* [THE RECORDS]:
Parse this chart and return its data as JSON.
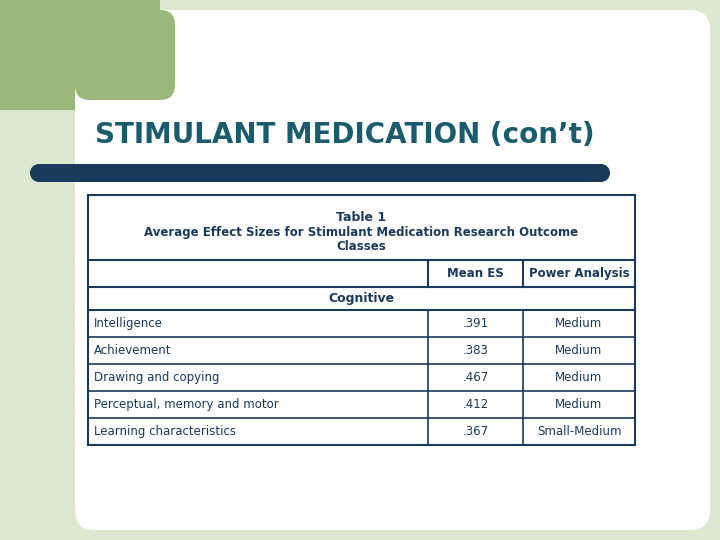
{
  "title": "STIMULANT MEDICATION (con’t)",
  "title_color": "#1a5c6e",
  "bg_color": "#ffffff",
  "slide_bg": "#dde8d0",
  "green_rect_color": "#9ab87a",
  "bar_color": "#1a3a5c",
  "table_title_line1": "Table 1",
  "table_title_line2": "Average Effect Sizes for Stimulant Medication Research Outcome",
  "table_title_line3": "Classes",
  "col_headers": [
    "Mean ES",
    "Power Analysis"
  ],
  "section_header": "Cognitive",
  "rows": [
    [
      "Intelligence",
      ".391",
      "Medium"
    ],
    [
      "Achievement",
      ".383",
      "Medium"
    ],
    [
      "Drawing and copying",
      ".467",
      "Medium"
    ],
    [
      "Perceptual, memory and motor",
      ".412",
      "Medium"
    ],
    [
      "Learning characteristics",
      ".367",
      "Small-Medium"
    ]
  ],
  "table_border_color": "#1a3a5c",
  "header_text_color": "#1a3a5c",
  "cell_text_color": "#1a3a5c",
  "table_bg": "#ffffff",
  "figw": 7.2,
  "figh": 5.4,
  "dpi": 100
}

* [YOUR OBJECTIVE]:
Your copy should hold every record word for word and none of the pictures.

* [FINAL ANSWER]:
Parse this chart and return its data as JSON.
{
  "title": "STIMULANT MEDICATION (con’t)",
  "title_color": "#1a5c6e",
  "bg_color": "#ffffff",
  "slide_bg": "#dde8d0",
  "green_rect_color": "#9ab87a",
  "bar_color": "#1a3a5c",
  "table_title_line1": "Table 1",
  "table_title_line2": "Average Effect Sizes for Stimulant Medication Research Outcome",
  "table_title_line3": "Classes",
  "col_headers": [
    "Mean ES",
    "Power Analysis"
  ],
  "section_header": "Cognitive",
  "rows": [
    [
      "Intelligence",
      ".391",
      "Medium"
    ],
    [
      "Achievement",
      ".383",
      "Medium"
    ],
    [
      "Drawing and copying",
      ".467",
      "Medium"
    ],
    [
      "Perceptual, memory and motor",
      ".412",
      "Medium"
    ],
    [
      "Learning characteristics",
      ".367",
      "Small-Medium"
    ]
  ],
  "table_border_color": "#1a3a5c",
  "header_text_color": "#1a3a5c",
  "cell_text_color": "#1a3a5c",
  "table_bg": "#ffffff",
  "figw": 7.2,
  "figh": 5.4,
  "dpi": 100
}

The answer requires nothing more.